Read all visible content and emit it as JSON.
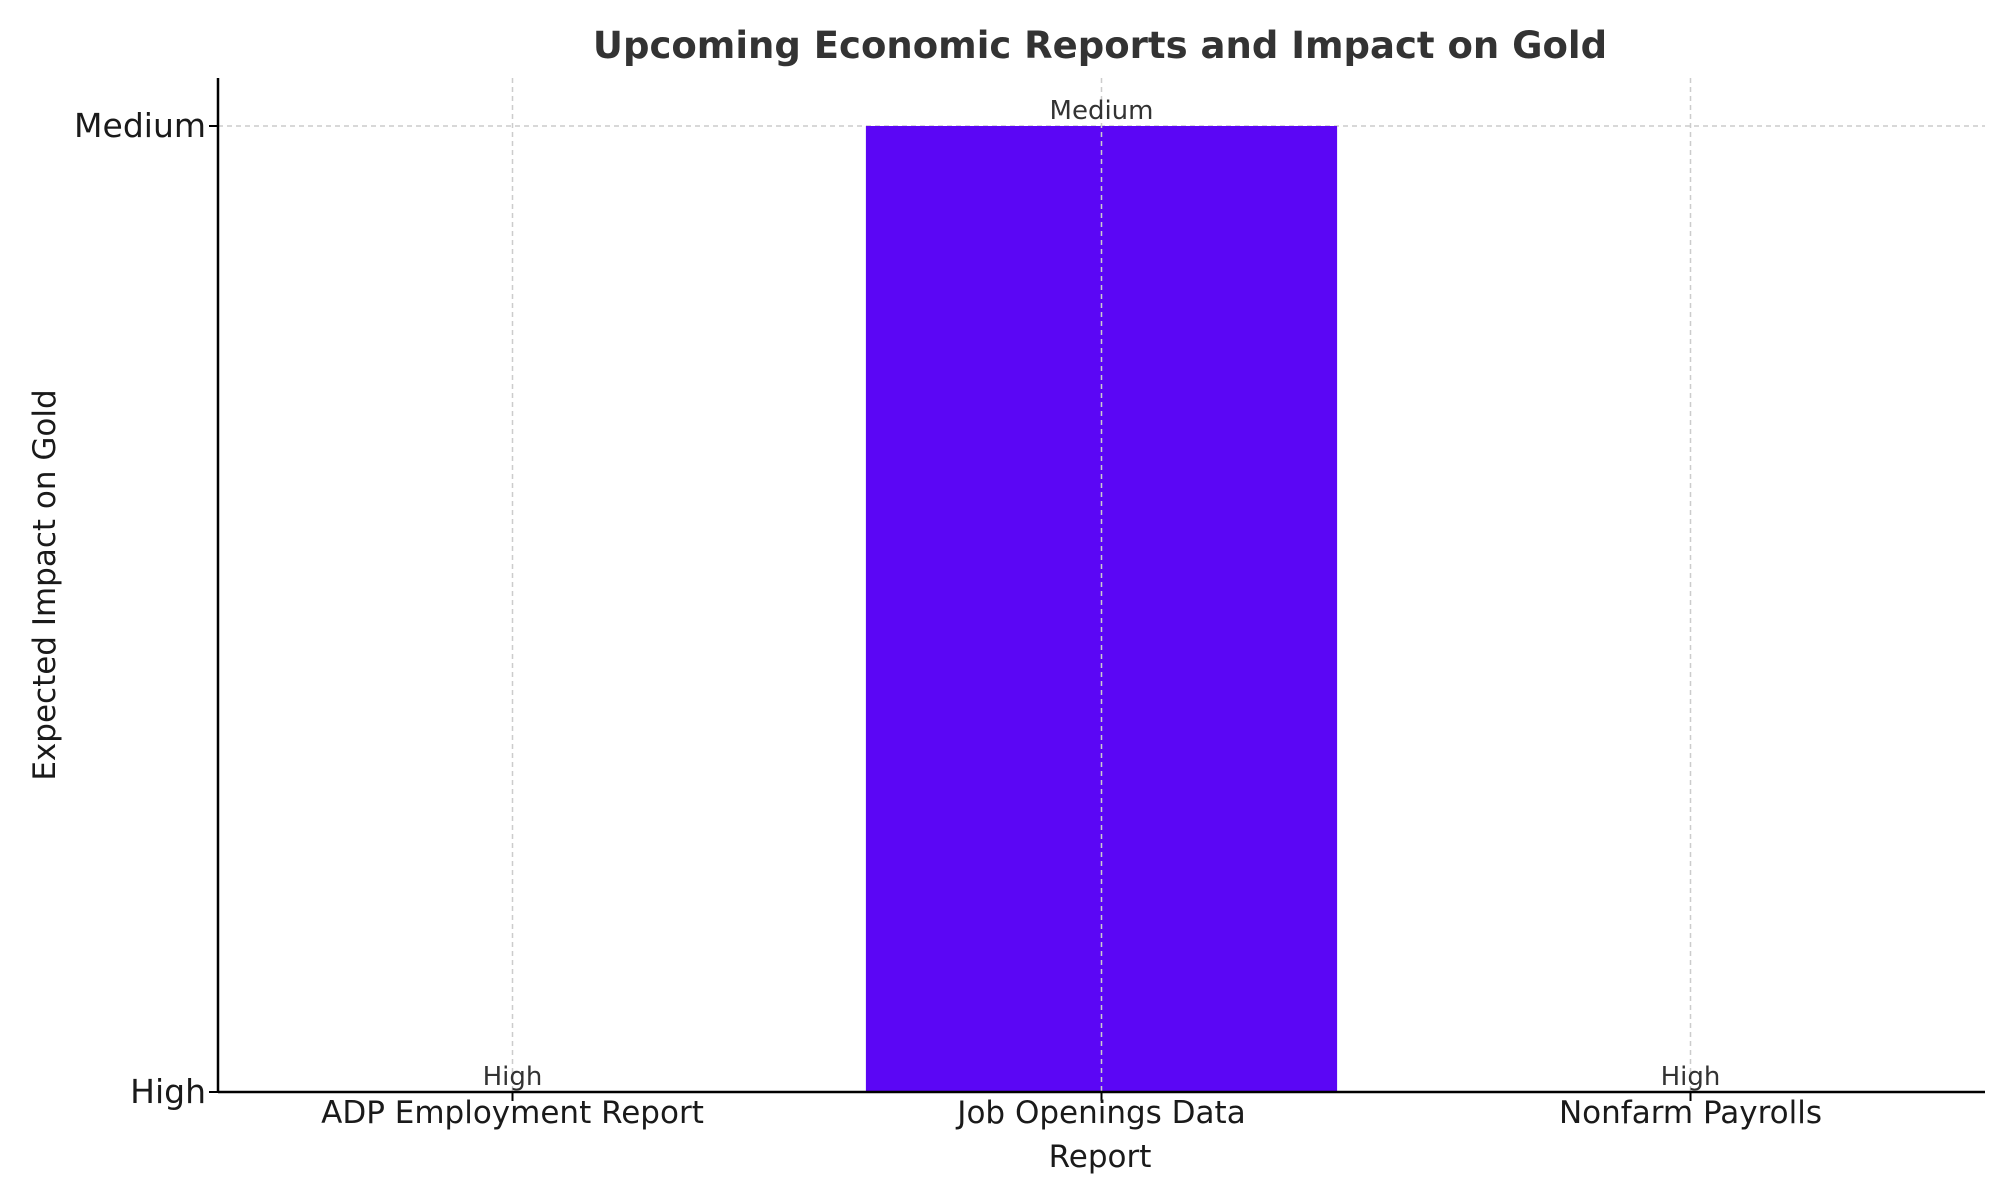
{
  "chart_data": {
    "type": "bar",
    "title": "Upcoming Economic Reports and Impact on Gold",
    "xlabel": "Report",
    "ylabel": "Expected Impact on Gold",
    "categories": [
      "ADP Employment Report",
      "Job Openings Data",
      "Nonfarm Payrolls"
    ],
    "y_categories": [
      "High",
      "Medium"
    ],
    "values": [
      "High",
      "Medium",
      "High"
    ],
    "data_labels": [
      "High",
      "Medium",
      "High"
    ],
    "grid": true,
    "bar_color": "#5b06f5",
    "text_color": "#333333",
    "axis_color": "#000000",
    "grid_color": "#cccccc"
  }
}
§ §
* What to work on:
Repeat the lines above exactly, and keep every picture out.

* Exercise result:
Read all visible content and emit it as JSON.
{
  "chart_data": {
    "type": "bar",
    "title": "Upcoming Economic Reports and Impact on Gold",
    "xlabel": "Report",
    "ylabel": "Expected Impact on Gold",
    "categories": [
      "ADP Employment Report",
      "Job Openings Data",
      "Nonfarm Payrolls"
    ],
    "y_categories": [
      "High",
      "Medium"
    ],
    "values": [
      "High",
      "Medium",
      "High"
    ],
    "data_labels": [
      "High",
      "Medium",
      "High"
    ],
    "grid": true,
    "bar_color": "#5b06f5",
    "text_color": "#333333",
    "axis_color": "#000000",
    "grid_color": "#cccccc"
  }
}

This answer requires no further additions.